(Stored dataset items)

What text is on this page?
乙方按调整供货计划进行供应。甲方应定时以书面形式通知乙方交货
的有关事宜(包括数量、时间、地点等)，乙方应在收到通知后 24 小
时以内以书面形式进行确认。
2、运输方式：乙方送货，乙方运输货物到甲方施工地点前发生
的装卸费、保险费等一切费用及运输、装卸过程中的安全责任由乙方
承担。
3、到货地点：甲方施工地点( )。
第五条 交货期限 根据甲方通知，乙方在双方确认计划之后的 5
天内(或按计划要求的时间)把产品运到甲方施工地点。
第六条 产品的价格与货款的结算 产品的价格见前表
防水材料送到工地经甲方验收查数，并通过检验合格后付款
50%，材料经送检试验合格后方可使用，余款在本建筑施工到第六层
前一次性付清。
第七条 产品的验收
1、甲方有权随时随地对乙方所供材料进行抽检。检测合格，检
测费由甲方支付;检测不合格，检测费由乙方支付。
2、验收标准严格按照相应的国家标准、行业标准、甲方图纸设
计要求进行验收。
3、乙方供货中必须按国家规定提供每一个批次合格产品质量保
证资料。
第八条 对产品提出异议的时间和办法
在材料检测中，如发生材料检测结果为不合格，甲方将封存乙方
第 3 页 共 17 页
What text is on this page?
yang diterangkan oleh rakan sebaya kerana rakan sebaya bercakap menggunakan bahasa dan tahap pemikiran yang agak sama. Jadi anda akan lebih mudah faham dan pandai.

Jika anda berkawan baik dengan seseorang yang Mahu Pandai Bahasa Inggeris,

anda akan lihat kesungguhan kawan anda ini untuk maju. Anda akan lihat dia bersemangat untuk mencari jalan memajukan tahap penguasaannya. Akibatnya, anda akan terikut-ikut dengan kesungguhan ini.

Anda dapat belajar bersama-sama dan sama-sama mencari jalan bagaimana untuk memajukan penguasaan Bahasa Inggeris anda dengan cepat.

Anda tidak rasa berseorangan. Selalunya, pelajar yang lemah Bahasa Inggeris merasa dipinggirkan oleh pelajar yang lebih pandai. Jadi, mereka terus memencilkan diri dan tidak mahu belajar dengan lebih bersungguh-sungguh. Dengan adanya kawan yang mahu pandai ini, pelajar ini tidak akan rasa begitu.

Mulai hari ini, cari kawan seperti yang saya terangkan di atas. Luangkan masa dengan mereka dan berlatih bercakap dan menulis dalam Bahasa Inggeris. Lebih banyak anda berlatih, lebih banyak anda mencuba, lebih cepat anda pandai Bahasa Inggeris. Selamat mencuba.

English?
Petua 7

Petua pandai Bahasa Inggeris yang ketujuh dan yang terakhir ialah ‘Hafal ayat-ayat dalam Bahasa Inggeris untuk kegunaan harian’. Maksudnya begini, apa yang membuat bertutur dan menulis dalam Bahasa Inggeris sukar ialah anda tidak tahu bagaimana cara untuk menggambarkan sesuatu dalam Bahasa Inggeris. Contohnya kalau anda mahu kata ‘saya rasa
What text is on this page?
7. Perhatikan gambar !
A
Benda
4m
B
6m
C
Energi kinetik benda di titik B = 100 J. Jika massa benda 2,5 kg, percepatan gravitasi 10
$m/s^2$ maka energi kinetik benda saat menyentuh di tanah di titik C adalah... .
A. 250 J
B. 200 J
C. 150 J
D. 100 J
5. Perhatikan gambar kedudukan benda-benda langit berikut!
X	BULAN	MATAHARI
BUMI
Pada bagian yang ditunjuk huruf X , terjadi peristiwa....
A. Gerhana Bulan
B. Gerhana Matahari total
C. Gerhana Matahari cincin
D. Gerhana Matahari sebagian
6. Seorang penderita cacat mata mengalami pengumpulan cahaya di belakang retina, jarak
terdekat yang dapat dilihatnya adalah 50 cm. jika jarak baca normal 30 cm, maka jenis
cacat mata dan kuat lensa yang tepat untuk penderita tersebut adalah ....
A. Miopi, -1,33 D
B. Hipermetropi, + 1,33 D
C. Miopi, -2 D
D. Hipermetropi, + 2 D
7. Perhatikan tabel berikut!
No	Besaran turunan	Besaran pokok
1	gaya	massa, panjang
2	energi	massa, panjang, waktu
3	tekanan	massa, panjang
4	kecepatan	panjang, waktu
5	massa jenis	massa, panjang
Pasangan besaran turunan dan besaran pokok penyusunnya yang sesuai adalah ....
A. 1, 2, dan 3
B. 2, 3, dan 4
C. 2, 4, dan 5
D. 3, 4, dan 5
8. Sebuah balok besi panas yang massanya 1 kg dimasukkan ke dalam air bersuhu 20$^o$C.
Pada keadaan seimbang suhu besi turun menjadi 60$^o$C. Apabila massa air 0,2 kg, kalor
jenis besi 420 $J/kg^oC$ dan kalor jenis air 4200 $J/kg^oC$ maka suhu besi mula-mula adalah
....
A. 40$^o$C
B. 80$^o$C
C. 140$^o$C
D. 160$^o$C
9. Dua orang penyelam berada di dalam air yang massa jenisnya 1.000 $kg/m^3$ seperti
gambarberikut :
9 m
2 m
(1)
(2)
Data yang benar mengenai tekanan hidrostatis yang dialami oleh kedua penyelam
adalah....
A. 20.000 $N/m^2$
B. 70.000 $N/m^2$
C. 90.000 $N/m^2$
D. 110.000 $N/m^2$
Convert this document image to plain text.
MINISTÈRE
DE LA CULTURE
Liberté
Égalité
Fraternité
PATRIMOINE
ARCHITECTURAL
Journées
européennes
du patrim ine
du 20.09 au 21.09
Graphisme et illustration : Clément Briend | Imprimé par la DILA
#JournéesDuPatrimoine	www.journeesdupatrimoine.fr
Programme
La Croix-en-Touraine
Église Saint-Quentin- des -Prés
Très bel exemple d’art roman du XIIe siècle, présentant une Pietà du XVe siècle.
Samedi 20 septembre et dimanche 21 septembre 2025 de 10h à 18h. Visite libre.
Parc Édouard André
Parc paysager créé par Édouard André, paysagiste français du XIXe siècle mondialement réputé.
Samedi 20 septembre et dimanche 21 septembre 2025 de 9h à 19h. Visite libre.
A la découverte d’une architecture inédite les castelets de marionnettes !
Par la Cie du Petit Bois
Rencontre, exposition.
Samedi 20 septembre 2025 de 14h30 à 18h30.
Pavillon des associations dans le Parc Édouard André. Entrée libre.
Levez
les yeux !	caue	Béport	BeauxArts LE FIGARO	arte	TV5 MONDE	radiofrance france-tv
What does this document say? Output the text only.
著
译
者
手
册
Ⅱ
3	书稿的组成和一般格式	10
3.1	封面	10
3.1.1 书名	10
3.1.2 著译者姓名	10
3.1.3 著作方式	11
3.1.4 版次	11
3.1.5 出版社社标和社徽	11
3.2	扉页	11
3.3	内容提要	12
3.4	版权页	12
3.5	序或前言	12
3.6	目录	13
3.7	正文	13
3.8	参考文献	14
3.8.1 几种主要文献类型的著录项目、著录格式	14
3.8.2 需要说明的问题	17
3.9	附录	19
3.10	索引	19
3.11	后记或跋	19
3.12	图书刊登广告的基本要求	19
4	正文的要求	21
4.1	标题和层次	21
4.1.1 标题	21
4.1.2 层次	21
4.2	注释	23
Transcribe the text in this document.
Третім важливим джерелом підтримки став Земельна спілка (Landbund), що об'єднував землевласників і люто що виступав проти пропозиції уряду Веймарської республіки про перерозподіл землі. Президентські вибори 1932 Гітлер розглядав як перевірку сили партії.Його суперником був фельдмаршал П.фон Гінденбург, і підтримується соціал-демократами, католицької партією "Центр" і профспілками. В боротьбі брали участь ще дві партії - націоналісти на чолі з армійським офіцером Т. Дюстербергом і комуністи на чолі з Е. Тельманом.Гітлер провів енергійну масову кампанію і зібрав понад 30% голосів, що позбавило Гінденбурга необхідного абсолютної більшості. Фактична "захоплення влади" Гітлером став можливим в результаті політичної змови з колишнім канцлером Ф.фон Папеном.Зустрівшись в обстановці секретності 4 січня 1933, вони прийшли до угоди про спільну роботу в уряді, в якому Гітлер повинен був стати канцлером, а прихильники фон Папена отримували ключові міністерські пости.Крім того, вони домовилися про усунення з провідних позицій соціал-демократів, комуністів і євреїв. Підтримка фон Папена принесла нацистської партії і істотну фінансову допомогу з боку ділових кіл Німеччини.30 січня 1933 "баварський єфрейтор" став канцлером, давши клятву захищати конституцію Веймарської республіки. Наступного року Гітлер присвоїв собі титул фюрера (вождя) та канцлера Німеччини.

◆ SHORT PROBLEM ◆
List each line in the listing that contains the string "tekanan".

◆ THE COMPLETED TASK ◆
3	tekanan	massa, panjang
Data yang benar mengenai tekanan hidrostatis yang dialami oleh kedua penyelam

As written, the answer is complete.